▶ EXERCISE BRIEF
Count the lines below that contain "this". Give only the number.

▶ RECORDS SHOWN
──────────
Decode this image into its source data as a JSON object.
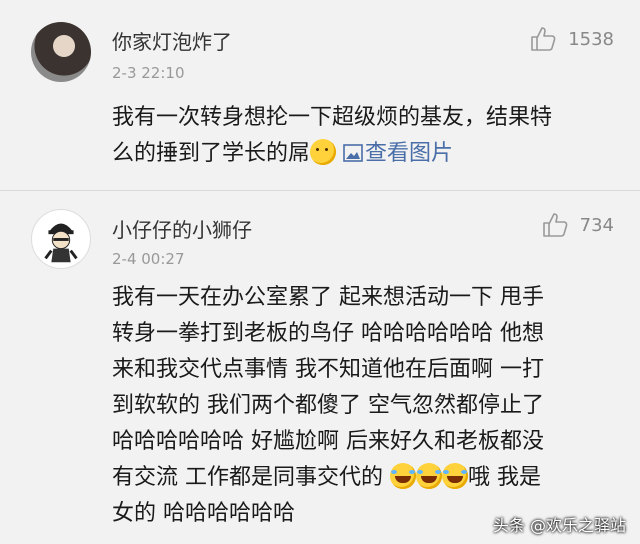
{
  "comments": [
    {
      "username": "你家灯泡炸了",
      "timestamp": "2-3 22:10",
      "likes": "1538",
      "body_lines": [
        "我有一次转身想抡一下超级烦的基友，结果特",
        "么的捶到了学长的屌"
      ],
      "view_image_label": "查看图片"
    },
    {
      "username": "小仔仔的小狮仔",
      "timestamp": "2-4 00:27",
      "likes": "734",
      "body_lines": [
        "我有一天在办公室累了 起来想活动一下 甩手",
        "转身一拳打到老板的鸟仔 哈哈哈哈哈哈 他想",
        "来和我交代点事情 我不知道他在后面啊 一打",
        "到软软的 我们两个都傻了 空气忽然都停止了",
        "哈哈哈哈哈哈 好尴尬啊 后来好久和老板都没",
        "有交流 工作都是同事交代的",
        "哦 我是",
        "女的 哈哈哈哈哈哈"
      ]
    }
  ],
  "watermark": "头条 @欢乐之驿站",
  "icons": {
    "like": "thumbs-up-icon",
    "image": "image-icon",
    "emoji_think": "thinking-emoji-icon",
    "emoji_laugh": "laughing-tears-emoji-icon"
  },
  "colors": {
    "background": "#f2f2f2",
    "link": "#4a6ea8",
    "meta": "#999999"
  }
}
──────────
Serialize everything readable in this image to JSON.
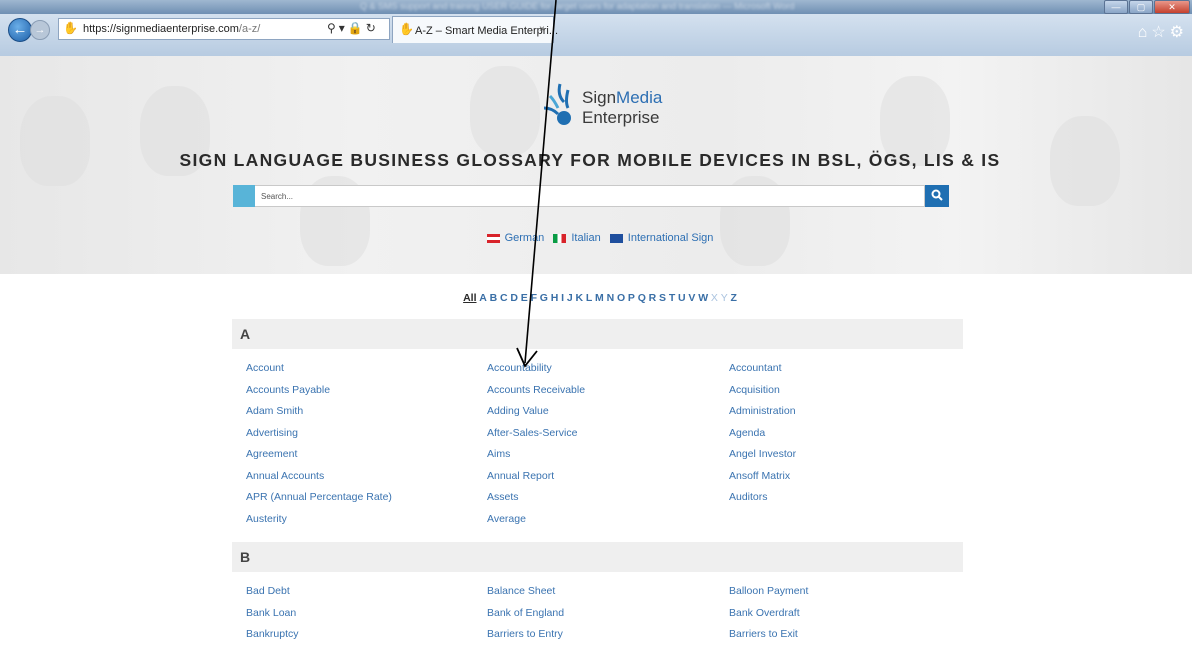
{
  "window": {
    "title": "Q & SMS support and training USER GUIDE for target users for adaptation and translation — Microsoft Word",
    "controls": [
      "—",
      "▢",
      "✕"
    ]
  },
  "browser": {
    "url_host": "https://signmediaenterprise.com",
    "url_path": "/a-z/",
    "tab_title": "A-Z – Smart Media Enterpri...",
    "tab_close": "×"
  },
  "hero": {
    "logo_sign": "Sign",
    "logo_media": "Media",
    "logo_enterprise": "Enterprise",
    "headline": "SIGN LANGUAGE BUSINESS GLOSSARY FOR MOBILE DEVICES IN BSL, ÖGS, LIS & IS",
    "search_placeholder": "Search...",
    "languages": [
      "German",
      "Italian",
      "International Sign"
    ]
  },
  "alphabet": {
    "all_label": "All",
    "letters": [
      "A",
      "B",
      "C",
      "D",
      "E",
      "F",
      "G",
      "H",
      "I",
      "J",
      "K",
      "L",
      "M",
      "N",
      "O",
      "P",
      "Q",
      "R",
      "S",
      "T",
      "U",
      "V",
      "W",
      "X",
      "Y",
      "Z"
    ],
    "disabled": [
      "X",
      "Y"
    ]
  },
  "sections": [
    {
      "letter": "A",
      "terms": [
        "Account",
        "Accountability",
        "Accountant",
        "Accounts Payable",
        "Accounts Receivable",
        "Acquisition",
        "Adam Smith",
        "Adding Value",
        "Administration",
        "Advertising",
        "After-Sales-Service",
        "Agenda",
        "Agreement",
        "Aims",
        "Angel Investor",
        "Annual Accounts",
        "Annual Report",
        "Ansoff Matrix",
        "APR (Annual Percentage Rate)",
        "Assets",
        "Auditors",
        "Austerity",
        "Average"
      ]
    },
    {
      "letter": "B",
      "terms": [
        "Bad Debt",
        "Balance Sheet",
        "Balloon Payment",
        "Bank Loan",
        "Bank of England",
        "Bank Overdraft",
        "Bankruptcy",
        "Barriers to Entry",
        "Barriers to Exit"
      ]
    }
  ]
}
──────────
▶ TASK RESPONSE
2